**PROVIDED ENTRIES:**
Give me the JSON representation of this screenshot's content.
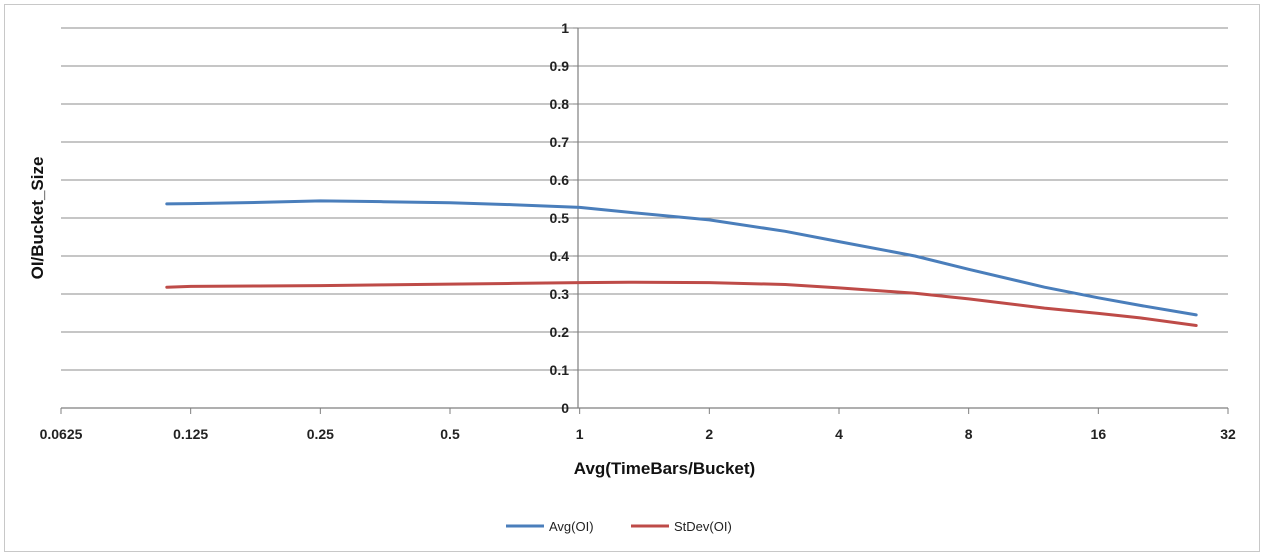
{
  "chart_data": {
    "type": "line",
    "title": "",
    "xlabel": "Avg(TimeBars/Bucket)",
    "ylabel": "OI/Bucket_Size",
    "x_scale": "log2",
    "xlim": [
      0.0625,
      32
    ],
    "ylim": [
      0,
      1
    ],
    "x_ticks": [
      "0.0625",
      "0.125",
      "0.25",
      "0.5",
      "1",
      "2",
      "4",
      "8",
      "16",
      "32"
    ],
    "y_ticks": [
      "0",
      "0.1",
      "0.2",
      "0.3",
      "0.4",
      "0.5",
      "0.6",
      "0.7",
      "0.8",
      "0.9",
      "1"
    ],
    "grid": "horizontal",
    "legend_position": "bottom",
    "series": [
      {
        "name": "Avg(OI)",
        "color": "#4a7ebb",
        "x": [
          0.11,
          0.125,
          0.18,
          0.25,
          0.35,
          0.5,
          0.7,
          1.0,
          1.3,
          2.0,
          3.0,
          4.0,
          6.0,
          8.0,
          12.0,
          16.0,
          20.0,
          27.0
        ],
        "y": [
          0.537,
          0.538,
          0.541,
          0.545,
          0.543,
          0.54,
          0.535,
          0.528,
          0.515,
          0.495,
          0.465,
          0.438,
          0.4,
          0.365,
          0.318,
          0.29,
          0.27,
          0.245
        ]
      },
      {
        "name": "StDev(OI)",
        "color": "#be4b48",
        "x": [
          0.11,
          0.125,
          0.18,
          0.25,
          0.35,
          0.5,
          0.7,
          1.0,
          1.3,
          2.0,
          3.0,
          4.0,
          6.0,
          8.0,
          12.0,
          16.0,
          20.0,
          27.0
        ],
        "y": [
          0.318,
          0.32,
          0.321,
          0.322,
          0.324,
          0.326,
          0.328,
          0.33,
          0.331,
          0.33,
          0.325,
          0.316,
          0.302,
          0.287,
          0.263,
          0.249,
          0.237,
          0.217
        ]
      }
    ]
  }
}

**WORK INSTRUCTIONS:** Repeat each entry above word for word, leaving every picture out.

**ANSWER:**
Give me the JSON representation of this screenshot's content.
{
  "chart_data": {
    "type": "line",
    "title": "",
    "xlabel": "Avg(TimeBars/Bucket)",
    "ylabel": "OI/Bucket_Size",
    "x_scale": "log2",
    "xlim": [
      0.0625,
      32
    ],
    "ylim": [
      0,
      1
    ],
    "x_ticks": [
      "0.0625",
      "0.125",
      "0.25",
      "0.5",
      "1",
      "2",
      "4",
      "8",
      "16",
      "32"
    ],
    "y_ticks": [
      "0",
      "0.1",
      "0.2",
      "0.3",
      "0.4",
      "0.5",
      "0.6",
      "0.7",
      "0.8",
      "0.9",
      "1"
    ],
    "grid": "horizontal",
    "legend_position": "bottom",
    "series": [
      {
        "name": "Avg(OI)",
        "color": "#4a7ebb",
        "x": [
          0.11,
          0.125,
          0.18,
          0.25,
          0.35,
          0.5,
          0.7,
          1.0,
          1.3,
          2.0,
          3.0,
          4.0,
          6.0,
          8.0,
          12.0,
          16.0,
          20.0,
          27.0
        ],
        "y": [
          0.537,
          0.538,
          0.541,
          0.545,
          0.543,
          0.54,
          0.535,
          0.528,
          0.515,
          0.495,
          0.465,
          0.438,
          0.4,
          0.365,
          0.318,
          0.29,
          0.27,
          0.245
        ]
      },
      {
        "name": "StDev(OI)",
        "color": "#be4b48",
        "x": [
          0.11,
          0.125,
          0.18,
          0.25,
          0.35,
          0.5,
          0.7,
          1.0,
          1.3,
          2.0,
          3.0,
          4.0,
          6.0,
          8.0,
          12.0,
          16.0,
          20.0,
          27.0
        ],
        "y": [
          0.318,
          0.32,
          0.321,
          0.322,
          0.324,
          0.326,
          0.328,
          0.33,
          0.331,
          0.33,
          0.325,
          0.316,
          0.302,
          0.287,
          0.263,
          0.249,
          0.237,
          0.217
        ]
      }
    ]
  }
}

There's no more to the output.